Given task>
Looking at the listing, state how many of its lines contain the string "gerekli". Write only the number.

** Start Record set **

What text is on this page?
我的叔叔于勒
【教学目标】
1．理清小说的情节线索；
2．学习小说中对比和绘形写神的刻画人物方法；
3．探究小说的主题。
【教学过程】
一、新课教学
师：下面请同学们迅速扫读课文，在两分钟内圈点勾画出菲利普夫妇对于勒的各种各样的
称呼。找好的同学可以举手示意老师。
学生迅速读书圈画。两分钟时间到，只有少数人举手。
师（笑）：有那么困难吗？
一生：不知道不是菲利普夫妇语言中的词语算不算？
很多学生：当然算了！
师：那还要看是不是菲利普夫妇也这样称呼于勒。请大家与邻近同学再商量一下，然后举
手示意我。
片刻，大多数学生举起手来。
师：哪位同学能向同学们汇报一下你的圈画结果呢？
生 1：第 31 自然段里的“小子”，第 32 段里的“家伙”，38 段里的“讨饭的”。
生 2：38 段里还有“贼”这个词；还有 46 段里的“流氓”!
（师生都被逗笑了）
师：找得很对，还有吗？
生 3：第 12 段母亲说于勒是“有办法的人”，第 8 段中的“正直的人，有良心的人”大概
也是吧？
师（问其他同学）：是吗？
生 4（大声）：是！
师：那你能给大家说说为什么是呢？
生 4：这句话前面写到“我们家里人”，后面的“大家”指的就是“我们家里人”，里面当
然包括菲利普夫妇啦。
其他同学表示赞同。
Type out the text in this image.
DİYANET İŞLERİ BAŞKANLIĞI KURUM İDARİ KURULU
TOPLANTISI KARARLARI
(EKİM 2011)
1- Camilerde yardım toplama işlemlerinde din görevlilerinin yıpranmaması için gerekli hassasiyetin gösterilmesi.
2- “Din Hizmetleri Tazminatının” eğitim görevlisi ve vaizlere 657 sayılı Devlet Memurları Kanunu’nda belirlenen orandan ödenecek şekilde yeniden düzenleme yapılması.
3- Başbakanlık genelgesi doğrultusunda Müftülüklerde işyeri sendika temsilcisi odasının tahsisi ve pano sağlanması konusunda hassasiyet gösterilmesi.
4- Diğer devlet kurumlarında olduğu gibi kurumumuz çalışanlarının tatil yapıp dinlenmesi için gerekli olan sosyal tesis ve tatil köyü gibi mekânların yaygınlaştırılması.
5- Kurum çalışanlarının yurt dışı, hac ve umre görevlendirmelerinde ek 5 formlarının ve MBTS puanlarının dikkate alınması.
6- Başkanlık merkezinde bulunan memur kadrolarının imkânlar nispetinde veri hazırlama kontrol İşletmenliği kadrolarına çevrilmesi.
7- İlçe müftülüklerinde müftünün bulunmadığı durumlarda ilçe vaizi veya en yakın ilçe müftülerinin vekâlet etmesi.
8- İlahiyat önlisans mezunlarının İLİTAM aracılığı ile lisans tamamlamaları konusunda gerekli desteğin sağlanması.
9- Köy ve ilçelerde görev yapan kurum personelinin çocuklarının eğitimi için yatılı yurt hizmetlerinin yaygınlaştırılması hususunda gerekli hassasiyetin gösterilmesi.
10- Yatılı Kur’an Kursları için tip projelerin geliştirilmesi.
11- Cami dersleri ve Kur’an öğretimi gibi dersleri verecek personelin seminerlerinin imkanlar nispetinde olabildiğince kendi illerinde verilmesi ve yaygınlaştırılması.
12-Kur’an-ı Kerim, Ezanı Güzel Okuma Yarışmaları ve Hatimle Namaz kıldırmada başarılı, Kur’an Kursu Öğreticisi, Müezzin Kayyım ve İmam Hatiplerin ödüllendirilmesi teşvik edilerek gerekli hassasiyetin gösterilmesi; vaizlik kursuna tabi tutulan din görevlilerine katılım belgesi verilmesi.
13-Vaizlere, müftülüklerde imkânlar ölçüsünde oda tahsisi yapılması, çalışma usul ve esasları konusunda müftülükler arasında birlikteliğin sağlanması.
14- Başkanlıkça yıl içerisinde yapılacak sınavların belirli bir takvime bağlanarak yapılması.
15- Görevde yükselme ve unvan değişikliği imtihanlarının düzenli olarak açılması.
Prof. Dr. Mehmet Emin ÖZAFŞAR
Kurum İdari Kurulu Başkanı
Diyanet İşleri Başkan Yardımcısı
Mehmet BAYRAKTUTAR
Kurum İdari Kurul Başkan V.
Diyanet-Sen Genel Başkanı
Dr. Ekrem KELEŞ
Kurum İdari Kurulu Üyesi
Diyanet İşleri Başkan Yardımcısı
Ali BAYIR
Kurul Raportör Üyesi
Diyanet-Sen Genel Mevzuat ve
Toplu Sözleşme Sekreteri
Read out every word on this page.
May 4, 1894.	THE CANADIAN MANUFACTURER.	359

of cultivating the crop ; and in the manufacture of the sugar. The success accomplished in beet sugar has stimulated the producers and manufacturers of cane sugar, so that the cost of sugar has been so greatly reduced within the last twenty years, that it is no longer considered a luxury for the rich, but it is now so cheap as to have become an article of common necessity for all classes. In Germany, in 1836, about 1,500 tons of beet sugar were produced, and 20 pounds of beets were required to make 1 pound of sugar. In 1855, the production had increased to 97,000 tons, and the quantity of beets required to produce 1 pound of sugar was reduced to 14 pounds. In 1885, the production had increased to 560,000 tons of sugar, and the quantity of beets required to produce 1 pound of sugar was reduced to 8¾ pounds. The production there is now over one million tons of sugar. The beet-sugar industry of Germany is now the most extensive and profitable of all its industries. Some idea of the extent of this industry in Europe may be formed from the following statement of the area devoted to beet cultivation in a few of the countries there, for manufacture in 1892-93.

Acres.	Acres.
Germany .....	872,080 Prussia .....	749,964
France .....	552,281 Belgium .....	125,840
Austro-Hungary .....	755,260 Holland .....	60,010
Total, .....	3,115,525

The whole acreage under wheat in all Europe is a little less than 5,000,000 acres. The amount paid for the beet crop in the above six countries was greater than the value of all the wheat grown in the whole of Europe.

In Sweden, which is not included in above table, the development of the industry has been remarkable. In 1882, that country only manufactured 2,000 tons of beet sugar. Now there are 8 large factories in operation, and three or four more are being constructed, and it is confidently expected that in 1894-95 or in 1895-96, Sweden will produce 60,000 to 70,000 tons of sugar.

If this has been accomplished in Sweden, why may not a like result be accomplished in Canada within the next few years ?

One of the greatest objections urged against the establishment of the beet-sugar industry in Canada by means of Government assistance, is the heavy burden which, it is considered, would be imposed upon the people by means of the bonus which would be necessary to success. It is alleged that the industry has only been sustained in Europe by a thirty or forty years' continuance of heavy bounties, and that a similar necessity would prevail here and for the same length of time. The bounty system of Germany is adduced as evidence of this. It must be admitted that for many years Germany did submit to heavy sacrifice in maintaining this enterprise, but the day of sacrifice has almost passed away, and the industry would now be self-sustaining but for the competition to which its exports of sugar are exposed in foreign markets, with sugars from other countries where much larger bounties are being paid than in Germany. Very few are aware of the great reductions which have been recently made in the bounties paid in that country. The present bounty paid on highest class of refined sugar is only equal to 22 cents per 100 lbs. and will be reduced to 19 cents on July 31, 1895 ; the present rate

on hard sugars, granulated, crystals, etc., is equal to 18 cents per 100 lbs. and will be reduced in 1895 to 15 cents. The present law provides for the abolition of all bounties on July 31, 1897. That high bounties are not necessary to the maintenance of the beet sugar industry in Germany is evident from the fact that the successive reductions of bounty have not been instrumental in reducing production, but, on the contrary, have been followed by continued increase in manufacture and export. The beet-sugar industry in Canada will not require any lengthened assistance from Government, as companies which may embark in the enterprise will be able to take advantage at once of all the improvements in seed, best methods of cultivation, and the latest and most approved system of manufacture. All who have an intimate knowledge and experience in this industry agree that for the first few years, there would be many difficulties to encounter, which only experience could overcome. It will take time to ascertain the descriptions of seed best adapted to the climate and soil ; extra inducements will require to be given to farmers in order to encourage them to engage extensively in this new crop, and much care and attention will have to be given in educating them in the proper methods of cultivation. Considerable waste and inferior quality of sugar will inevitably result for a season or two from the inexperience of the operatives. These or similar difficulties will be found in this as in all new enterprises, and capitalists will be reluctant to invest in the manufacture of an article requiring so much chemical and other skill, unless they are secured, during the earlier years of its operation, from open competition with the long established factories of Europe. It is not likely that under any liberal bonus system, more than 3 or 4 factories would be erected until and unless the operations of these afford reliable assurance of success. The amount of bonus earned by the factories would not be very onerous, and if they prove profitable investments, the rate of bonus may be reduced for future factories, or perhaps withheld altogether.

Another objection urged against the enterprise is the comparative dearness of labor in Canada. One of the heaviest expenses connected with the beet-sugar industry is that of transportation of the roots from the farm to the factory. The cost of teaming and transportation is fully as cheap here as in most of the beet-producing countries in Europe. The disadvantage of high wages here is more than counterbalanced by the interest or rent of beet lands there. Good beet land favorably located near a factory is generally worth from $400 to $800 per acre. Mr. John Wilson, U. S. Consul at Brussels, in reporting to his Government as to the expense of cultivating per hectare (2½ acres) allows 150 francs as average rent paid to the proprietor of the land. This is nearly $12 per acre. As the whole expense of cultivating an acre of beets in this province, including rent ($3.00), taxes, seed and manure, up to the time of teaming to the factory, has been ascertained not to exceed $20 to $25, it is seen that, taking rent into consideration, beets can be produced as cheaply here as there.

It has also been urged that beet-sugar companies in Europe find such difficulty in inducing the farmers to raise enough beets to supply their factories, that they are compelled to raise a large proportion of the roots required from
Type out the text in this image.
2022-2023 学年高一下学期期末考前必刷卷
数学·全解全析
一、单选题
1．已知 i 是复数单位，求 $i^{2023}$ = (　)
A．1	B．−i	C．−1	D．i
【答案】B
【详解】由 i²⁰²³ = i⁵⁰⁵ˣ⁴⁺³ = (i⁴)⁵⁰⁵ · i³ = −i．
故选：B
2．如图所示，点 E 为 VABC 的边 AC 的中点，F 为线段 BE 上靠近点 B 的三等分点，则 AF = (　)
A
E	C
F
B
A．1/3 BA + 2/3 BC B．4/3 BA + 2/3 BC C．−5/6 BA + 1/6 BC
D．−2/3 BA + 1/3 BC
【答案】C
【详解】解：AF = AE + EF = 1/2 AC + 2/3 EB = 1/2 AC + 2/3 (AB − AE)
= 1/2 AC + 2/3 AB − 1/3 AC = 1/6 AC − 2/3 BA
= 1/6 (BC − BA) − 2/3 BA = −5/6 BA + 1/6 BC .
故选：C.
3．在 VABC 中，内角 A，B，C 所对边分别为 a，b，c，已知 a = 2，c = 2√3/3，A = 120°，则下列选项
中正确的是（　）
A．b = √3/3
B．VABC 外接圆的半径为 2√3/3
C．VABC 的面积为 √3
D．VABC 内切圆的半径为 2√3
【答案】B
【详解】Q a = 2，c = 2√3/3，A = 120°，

** End Record set **

Task result>
5